[Begin Material]
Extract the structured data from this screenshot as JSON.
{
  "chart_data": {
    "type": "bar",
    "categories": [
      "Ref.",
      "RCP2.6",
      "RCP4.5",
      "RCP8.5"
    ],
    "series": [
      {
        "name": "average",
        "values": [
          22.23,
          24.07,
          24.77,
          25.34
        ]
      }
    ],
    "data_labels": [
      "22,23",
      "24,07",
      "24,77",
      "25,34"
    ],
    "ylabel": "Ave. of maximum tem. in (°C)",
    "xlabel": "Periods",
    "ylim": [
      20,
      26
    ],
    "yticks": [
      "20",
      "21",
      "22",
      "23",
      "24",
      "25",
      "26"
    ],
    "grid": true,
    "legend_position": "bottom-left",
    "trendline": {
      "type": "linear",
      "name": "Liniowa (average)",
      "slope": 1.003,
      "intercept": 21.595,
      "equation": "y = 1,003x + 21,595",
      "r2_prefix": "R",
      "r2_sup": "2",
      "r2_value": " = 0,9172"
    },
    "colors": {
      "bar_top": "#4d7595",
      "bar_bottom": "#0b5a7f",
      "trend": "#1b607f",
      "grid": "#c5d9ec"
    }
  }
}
[End Material]
» **Required task**
From the listing above, reproduce all the lines exactly.

» **Response for this exercise**
Extract the structured data from this screenshot as JSON.
{
  "chart_data": {
    "type": "bar",
    "categories": [
      "Ref.",
      "RCP2.6",
      "RCP4.5",
      "RCP8.5"
    ],
    "series": [
      {
        "name": "average",
        "values": [
          22.23,
          24.07,
          24.77,
          25.34
        ]
      }
    ],
    "data_labels": [
      "22,23",
      "24,07",
      "24,77",
      "25,34"
    ],
    "ylabel": "Ave. of maximum tem. in (°C)",
    "xlabel": "Periods",
    "ylim": [
      20,
      26
    ],
    "yticks": [
      "20",
      "21",
      "22",
      "23",
      "24",
      "25",
      "26"
    ],
    "grid": true,
    "legend_position": "bottom-left",
    "trendline": {
      "type": "linear",
      "name": "Liniowa (average)",
      "slope": 1.003,
      "intercept": 21.595,
      "equation": "y = 1,003x + 21,595",
      "r2_prefix": "R",
      "r2_sup": "2",
      "r2_value": " = 0,9172"
    },
    "colors": {
      "bar_top": "#4d7595",
      "bar_bottom": "#0b5a7f",
      "trend": "#1b607f",
      "grid": "#c5d9ec"
    }
  }
}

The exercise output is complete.